== Records for the task ==

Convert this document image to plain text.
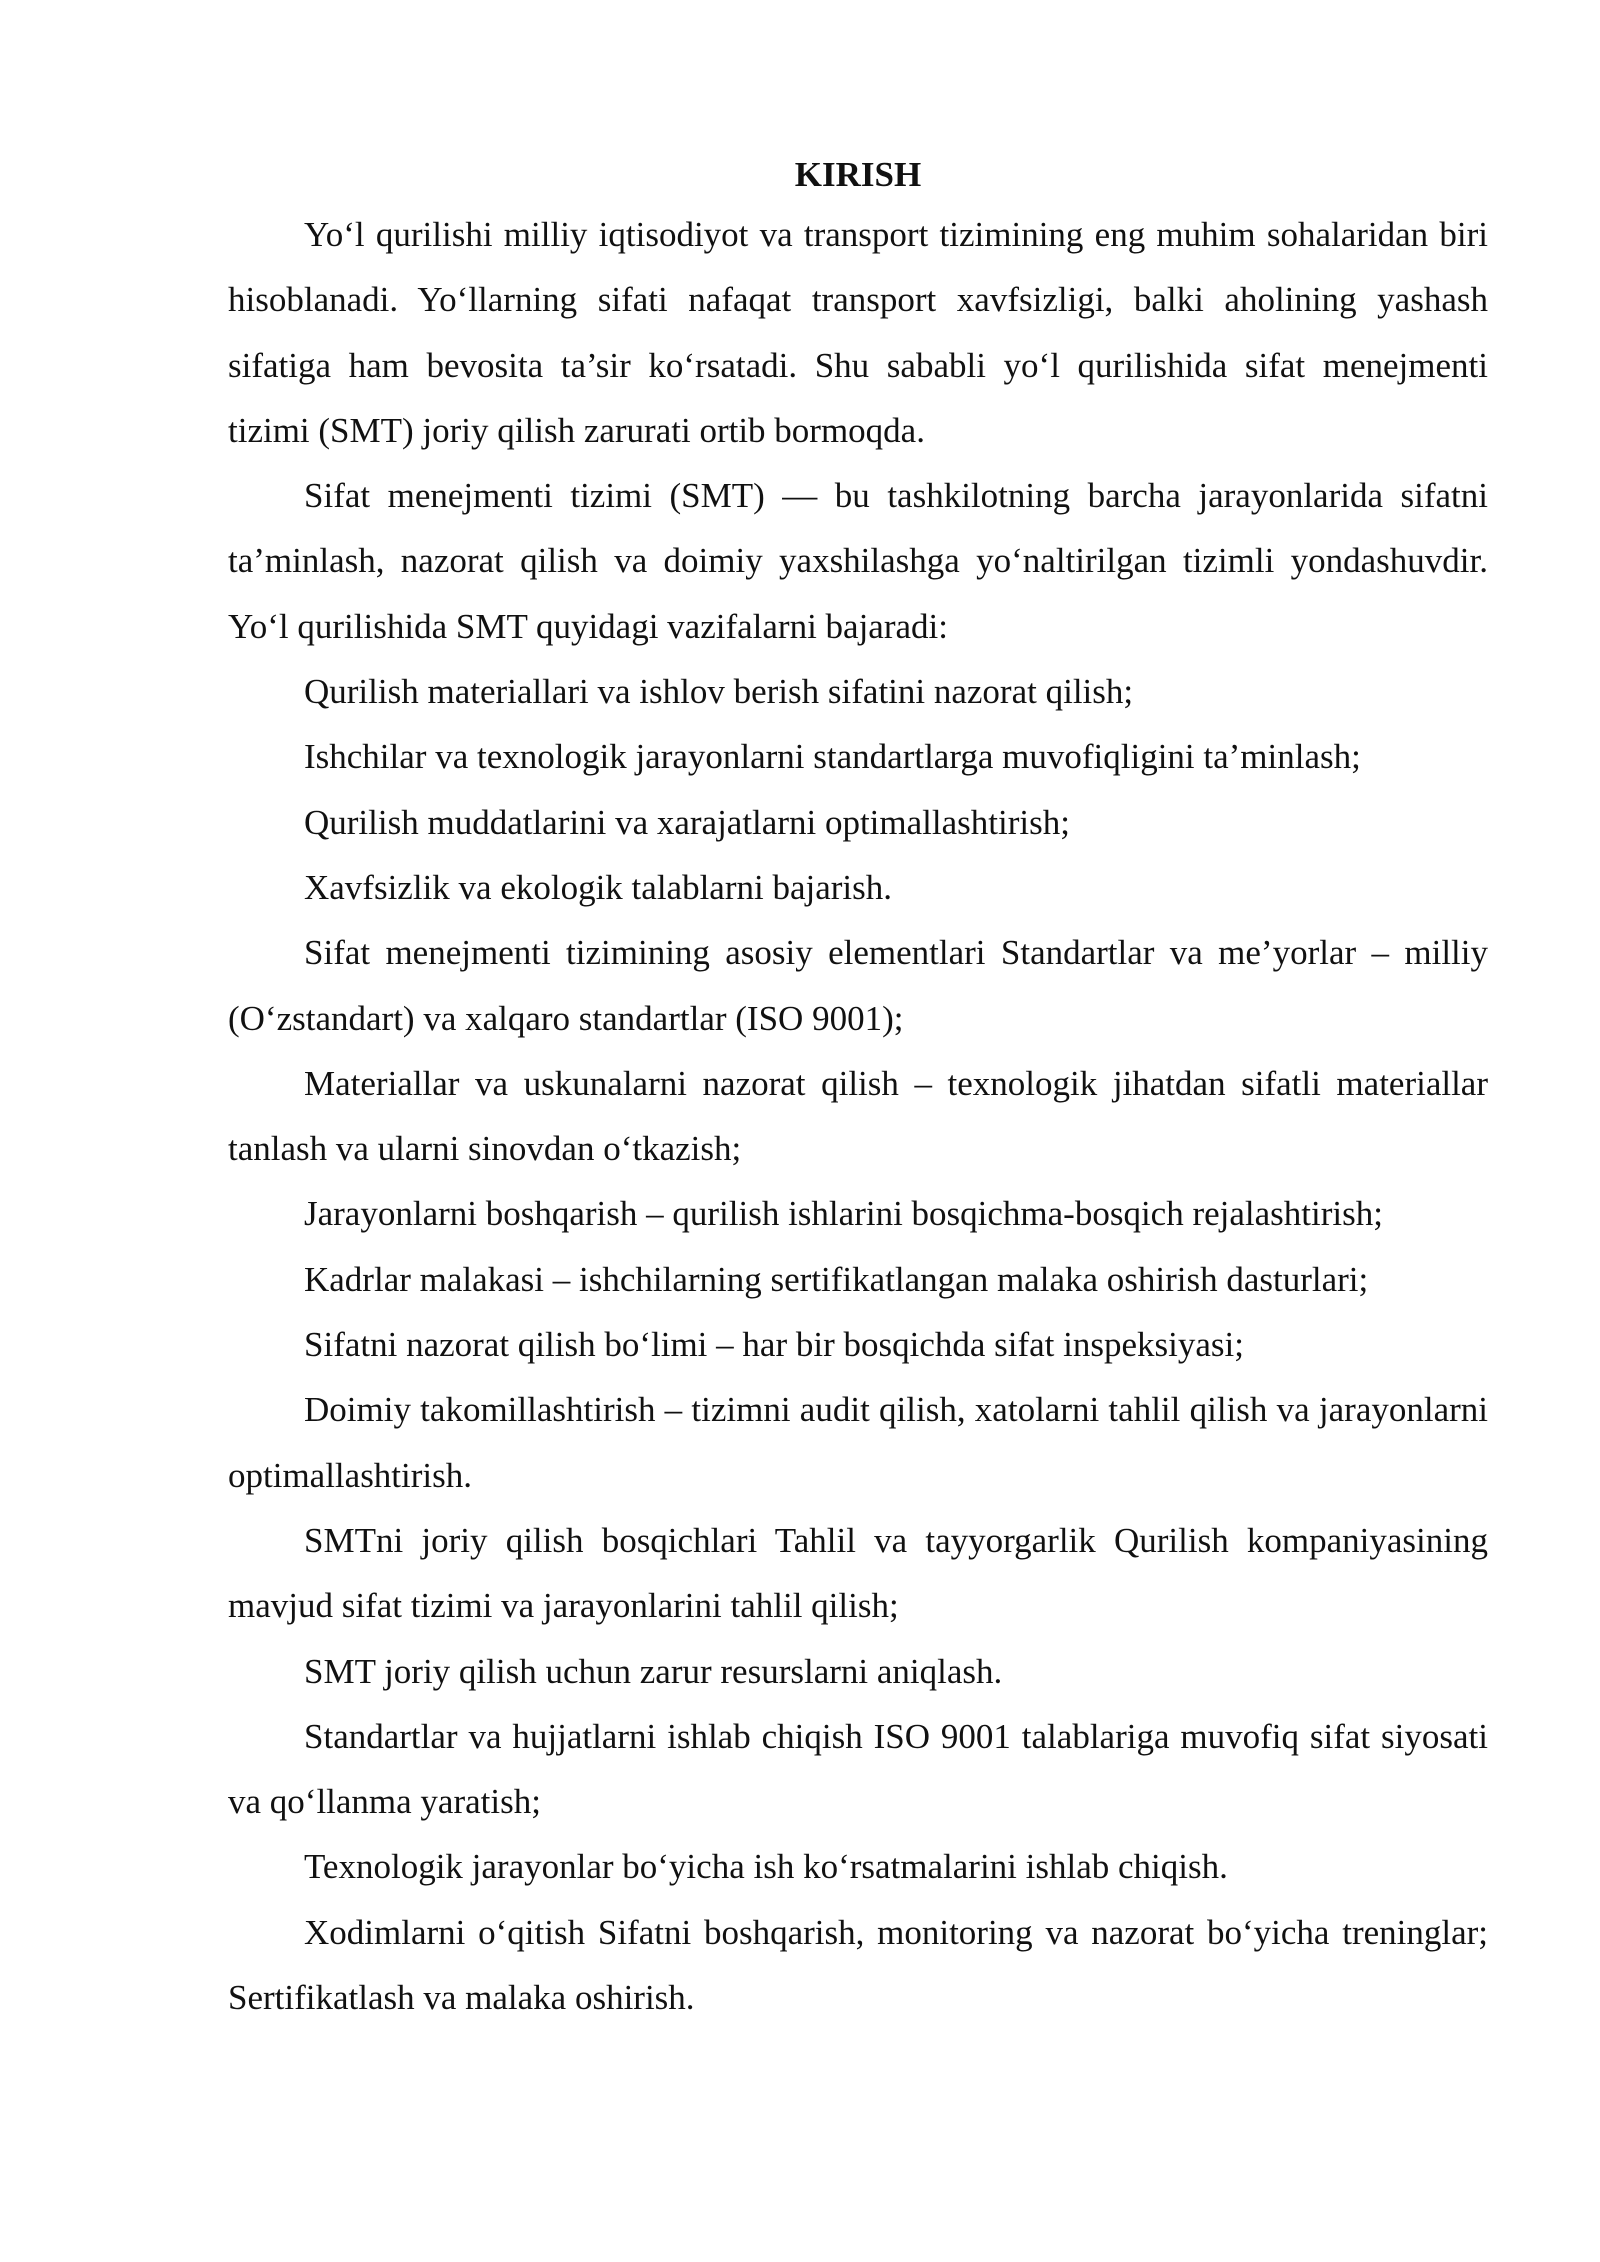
KIRISH

Yo‘l qurilishi milliy iqtisodiyot va transport tizimining eng muhim sohalaridan biri hisoblanadi. Yo‘llarning sifati nafaqat transport xavfsizligi, balki aholining yashash sifatiga ham bevosita ta’sir ko‘rsatadi. Shu sababli yo‘l qurilishida sifat menejmenti tizimi (SMT) joriy qilish zarurati ortib bormoqda.

Sifat menejmenti tizimi (SMT) — bu tashkilotning barcha jarayonlarida sifatni ta’minlash, nazorat qilish va doimiy yaxshilashga yo‘naltirilgan tizimli yondashuvdir. Yo‘l qurilishida SMT quyidagi vazifalarni bajaradi:

Qurilish materiallari va ishlov berish sifatini nazorat qilish;

Ishchilar va texnologik jarayonlarni standartlarga muvofiqligini ta’minlash;

Qurilish muddatlarini va xarajatlarni optimallashtirish;

Xavfsizlik va ekologik talablarni bajarish.

Sifat menejmenti tizimining asosiy elementlari Standartlar va me’yorlar – milliy (O‘zstandart) va xalqaro standartlar (ISO 9001);

Materiallar va uskunalarni nazorat qilish – texnologik jihatdan sifatli materiallar tanlash va ularni sinovdan o‘tkazish;

Jarayonlarni boshqarish – qurilish ishlarini bosqichma-bosqich rejalashtirish;

Kadrlar malakasi – ishchilarning sertifikatlangan malaka oshirish dasturlari;

Sifatni nazorat qilish bo‘limi – har bir bosqichda sifat inspeksiyasi;

Doimiy takomillashtirish – tizimni audit qilish, xatolarni tahlil qilish va jarayonlarni optimallashtirish.

SMTni joriy qilish bosqichlari Tahlil va tayyorgarlik Qurilish kompaniyasining mavjud sifat tizimi va jarayonlarini tahlil qilish;

SMT joriy qilish uchun zarur resurslarni aniqlash.

Standartlar va hujjatlarni ishlab chiqish ISO 9001 talablariga muvofiq sifat siyosati va qo‘llanma yaratish;

Texnologik jarayonlar bo‘yicha ish ko‘rsatmalarini ishlab chiqish.

Xodimlarni o‘qitish Sifatni boshqarish, monitoring va nazorat bo‘yicha treninglar; Sertifikatlash va malaka oshirish.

== Short problem ==
Copy out each line of the listing that holds "chiqish".

== Task response ==
Standartlar va hujjatlarni ishlab chiqish ISO 9001 talablariga muvofiq sifat siyosati va qo‘llanma yaratish;
Texnologik jarayonlar bo‘yicha ish ko‘rsatmalarini ishlab chiqish.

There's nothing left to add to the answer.